- [TASK STATEMENT]: Reproduce the listing below word for word, with no pictures.
··· RECORDED INFORMATION ···
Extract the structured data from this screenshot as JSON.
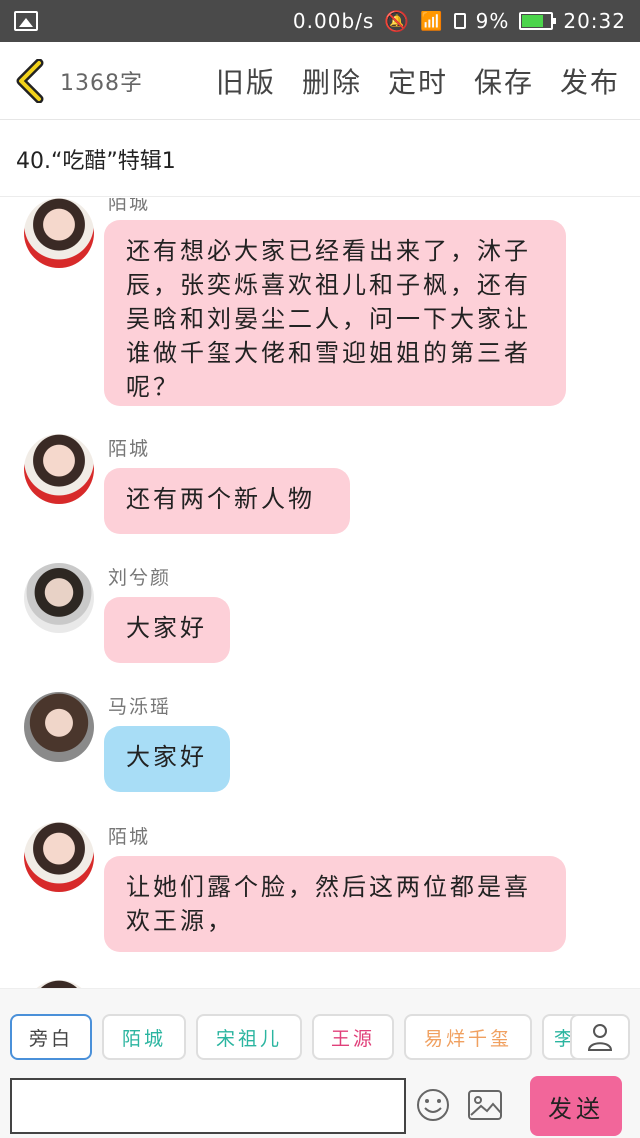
{
  "status_bar": {
    "speed": "0.00b/s",
    "battery_text": "9%",
    "time": "20:32"
  },
  "toolbar": {
    "word_count": "1368字",
    "actions": [
      "旧版",
      "删除",
      "定时",
      "保存",
      "发布"
    ]
  },
  "chapter_title": "40.“吃醋”特辑1",
  "messages": [
    {
      "name": "陌城",
      "text": "还有想必大家已经看出来了，沐子辰，张奕烁喜欢祖儿和子枫，还有吴晗和刘晏尘二人，问一下大家让谁做千玺大佬和雪迎姐姐的第三者呢？",
      "bubble_color": "#fdd0d8"
    },
    {
      "name": "陌城",
      "text": "还有两个新人物",
      "bubble_color": "#fdd0d8"
    },
    {
      "name": "刘兮颜",
      "text": "大家好",
      "bubble_color": "#fdd0d8"
    },
    {
      "name": "马泺瑶",
      "text": "大家好",
      "bubble_color": "#a8ddf6"
    },
    {
      "name": "陌城",
      "text": "让她们露个脸，然后这两位都是喜欢王源，",
      "bubble_color": "#fdd0d8"
    }
  ],
  "characters": [
    {
      "label": "旁白",
      "color": "#444444"
    },
    {
      "label": "陌城",
      "color": "#2bb5a0"
    },
    {
      "label": "宋祖儿",
      "color": "#2bb5a0"
    },
    {
      "label": "王源",
      "color": "#e0407a"
    },
    {
      "label": "易烊千玺",
      "color": "#f0a060"
    },
    {
      "label": "李",
      "color": "#2bb5a0"
    }
  ],
  "input": {
    "value": "",
    "placeholder": ""
  },
  "send_label": "发送"
}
···
- [OUTPUT OF THE TASK]:
Extract the structured data from this screenshot as JSON.
{
  "status_bar": {
    "speed": "0.00b/s",
    "battery_text": "9%",
    "time": "20:32"
  },
  "toolbar": {
    "word_count": "1368字",
    "actions": [
      "旧版",
      "删除",
      "定时",
      "保存",
      "发布"
    ]
  },
  "chapter_title": "40.“吃醋”特辑1",
  "messages": [
    {
      "name": "陌城",
      "text": "还有想必大家已经看出来了，沐子辰，张奕烁喜欢祖儿和子枫，还有吴晗和刘晏尘二人，问一下大家让谁做千玺大佬和雪迎姐姐的第三者呢？",
      "bubble_color": "#fdd0d8"
    },
    {
      "name": "陌城",
      "text": "还有两个新人物",
      "bubble_color": "#fdd0d8"
    },
    {
      "name": "刘兮颜",
      "text": "大家好",
      "bubble_color": "#fdd0d8"
    },
    {
      "name": "马泺瑶",
      "text": "大家好",
      "bubble_color": "#a8ddf6"
    },
    {
      "name": "陌城",
      "text": "让她们露个脸，然后这两位都是喜欢王源，",
      "bubble_color": "#fdd0d8"
    }
  ],
  "characters": [
    {
      "label": "旁白",
      "color": "#444444"
    },
    {
      "label": "陌城",
      "color": "#2bb5a0"
    },
    {
      "label": "宋祖儿",
      "color": "#2bb5a0"
    },
    {
      "label": "王源",
      "color": "#e0407a"
    },
    {
      "label": "易烊千玺",
      "color": "#f0a060"
    },
    {
      "label": "李",
      "color": "#2bb5a0"
    }
  ],
  "input": {
    "value": "",
    "placeholder": ""
  },
  "send_label": "发送"
}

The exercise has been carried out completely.